--- start of Record excerpts ---

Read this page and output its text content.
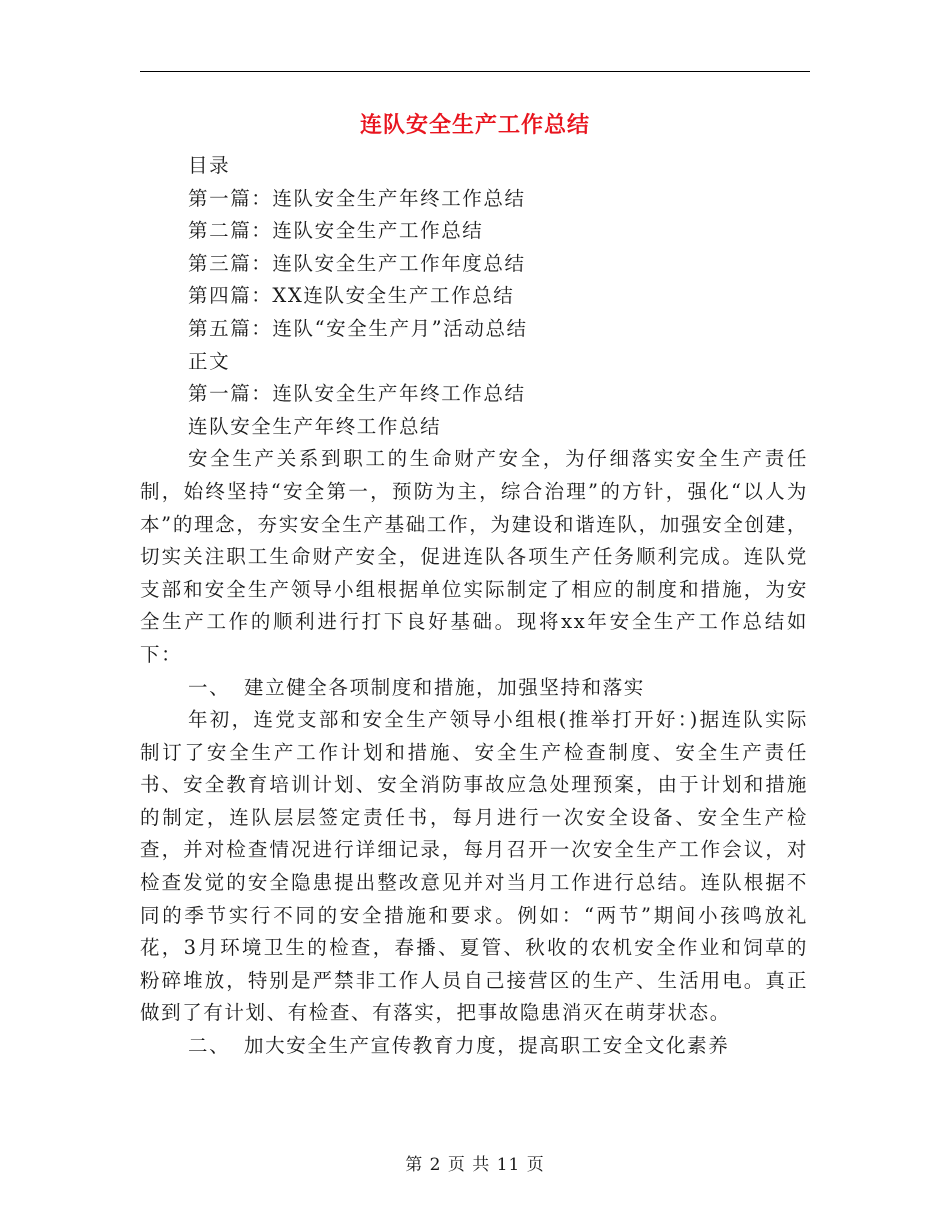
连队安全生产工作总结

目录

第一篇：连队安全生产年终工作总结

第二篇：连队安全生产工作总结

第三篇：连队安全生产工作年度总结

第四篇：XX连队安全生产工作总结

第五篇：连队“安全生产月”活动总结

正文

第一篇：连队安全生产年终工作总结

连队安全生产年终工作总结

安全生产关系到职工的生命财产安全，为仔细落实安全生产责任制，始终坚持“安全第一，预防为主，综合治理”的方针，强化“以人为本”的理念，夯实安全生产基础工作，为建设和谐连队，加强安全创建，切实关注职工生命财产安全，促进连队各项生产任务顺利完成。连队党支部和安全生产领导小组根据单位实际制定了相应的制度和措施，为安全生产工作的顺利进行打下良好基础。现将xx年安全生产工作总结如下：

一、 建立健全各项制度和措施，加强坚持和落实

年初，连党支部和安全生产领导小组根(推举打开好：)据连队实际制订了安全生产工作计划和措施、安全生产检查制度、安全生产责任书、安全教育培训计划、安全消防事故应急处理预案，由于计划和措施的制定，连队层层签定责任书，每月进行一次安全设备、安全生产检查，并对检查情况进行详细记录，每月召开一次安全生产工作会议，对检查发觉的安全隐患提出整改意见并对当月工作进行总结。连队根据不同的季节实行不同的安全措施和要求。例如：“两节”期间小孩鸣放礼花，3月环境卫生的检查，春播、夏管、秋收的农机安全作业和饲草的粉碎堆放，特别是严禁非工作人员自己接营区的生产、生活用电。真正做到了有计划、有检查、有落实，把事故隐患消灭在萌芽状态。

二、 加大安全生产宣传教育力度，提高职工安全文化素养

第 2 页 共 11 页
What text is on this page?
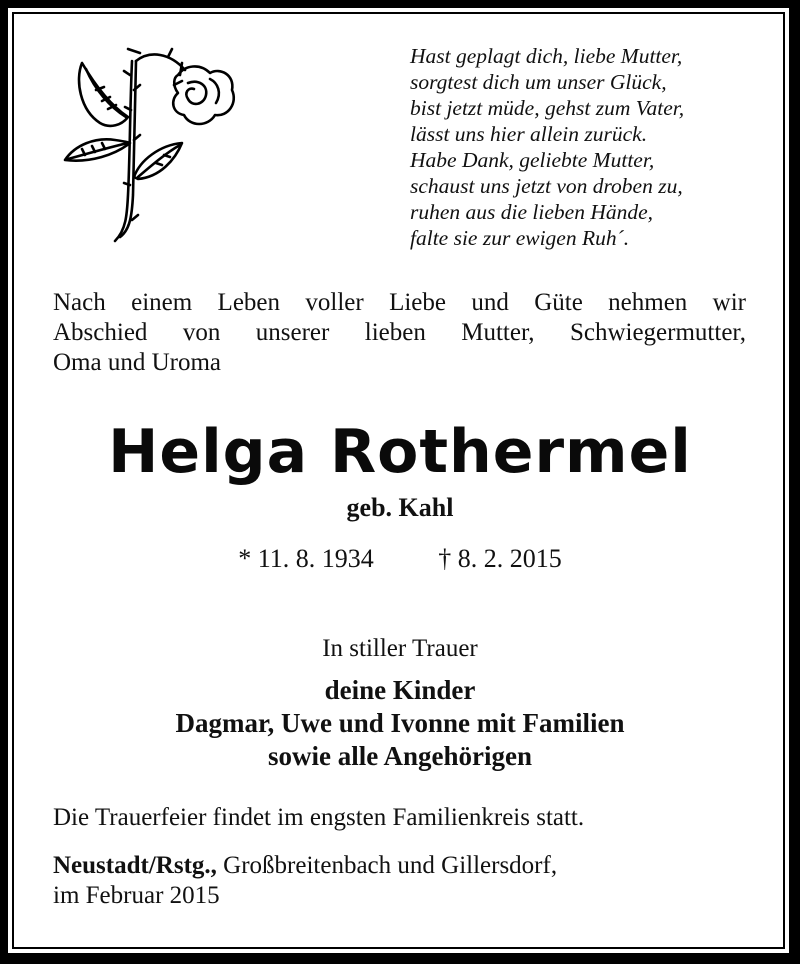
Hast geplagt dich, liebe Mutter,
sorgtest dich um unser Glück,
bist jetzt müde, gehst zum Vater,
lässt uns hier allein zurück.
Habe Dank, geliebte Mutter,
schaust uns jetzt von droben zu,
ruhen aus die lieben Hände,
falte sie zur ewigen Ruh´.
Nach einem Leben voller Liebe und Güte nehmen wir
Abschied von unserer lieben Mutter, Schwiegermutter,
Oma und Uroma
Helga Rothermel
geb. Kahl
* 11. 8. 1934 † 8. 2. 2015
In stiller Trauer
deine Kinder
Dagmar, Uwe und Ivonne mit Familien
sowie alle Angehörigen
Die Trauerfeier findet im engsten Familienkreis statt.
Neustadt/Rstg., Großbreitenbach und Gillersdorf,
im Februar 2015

--- end of Record excerpts ---

> Written instruction
Reproduce the material above verbatim; omit every picture.

> Task output
Read this page and output its text content.
连队安全生产工作总结

目录

第一篇：连队安全生产年终工作总结

第二篇：连队安全生产工作总结

第三篇：连队安全生产工作年度总结

第四篇：XX连队安全生产工作总结

第五篇：连队“安全生产月”活动总结

正文

第一篇：连队安全生产年终工作总结

连队安全生产年终工作总结

安全生产关系到职工的生命财产安全，为仔细落实安全生产责任制，始终坚持“安全第一，预防为主，综合治理”的方针，强化“以人为本”的理念，夯实安全生产基础工作，为建设和谐连队，加强安全创建，切实关注职工生命财产安全，促进连队各项生产任务顺利完成。连队党支部和安全生产领导小组根据单位实际制定了相应的制度和措施，为安全生产工作的顺利进行打下良好基础。现将xx年安全生产工作总结如下：

一、 建立健全各项制度和措施，加强坚持和落实

年初，连党支部和安全生产领导小组根(推举打开好：)据连队实际制订了安全生产工作计划和措施、安全生产检查制度、安全生产责任书、安全教育培训计划、安全消防事故应急处理预案，由于计划和措施的制定，连队层层签定责任书，每月进行一次安全设备、安全生产检查，并对检查情况进行详细记录，每月召开一次安全生产工作会议，对检查发觉的安全隐患提出整改意见并对当月工作进行总结。连队根据不同的季节实行不同的安全措施和要求。例如：“两节”期间小孩鸣放礼花，3月环境卫生的检查，春播、夏管、秋收的农机安全作业和饲草的粉碎堆放，特别是严禁非工作人员自己接营区的生产、生活用电。真正做到了有计划、有检查、有落实，把事故隐患消灭在萌芽状态。

二、 加大安全生产宣传教育力度，提高职工安全文化素养

第 2 页 共 11 页
What text is on this page?
Hast geplagt dich, liebe Mutter,
sorgtest dich um unser Glück,
bist jetzt müde, gehst zum Vater,
lässt uns hier allein zurück.
Habe Dank, geliebte Mutter,
schaust uns jetzt von droben zu,
ruhen aus die lieben Hände,
falte sie zur ewigen Ruh´.
Nach einem Leben voller Liebe und Güte nehmen wir
Abschied von unserer lieben Mutter, Schwiegermutter,
Oma und Uroma
Helga Rothermel
geb. Kahl
* 11. 8. 1934 † 8. 2. 2015
In stiller Trauer
deine Kinder
Dagmar, Uwe und Ivonne mit Familien
sowie alle Angehörigen
Die Trauerfeier findet im engsten Familienkreis statt.
Neustadt/Rstg., Großbreitenbach und Gillersdorf,
im Februar 2015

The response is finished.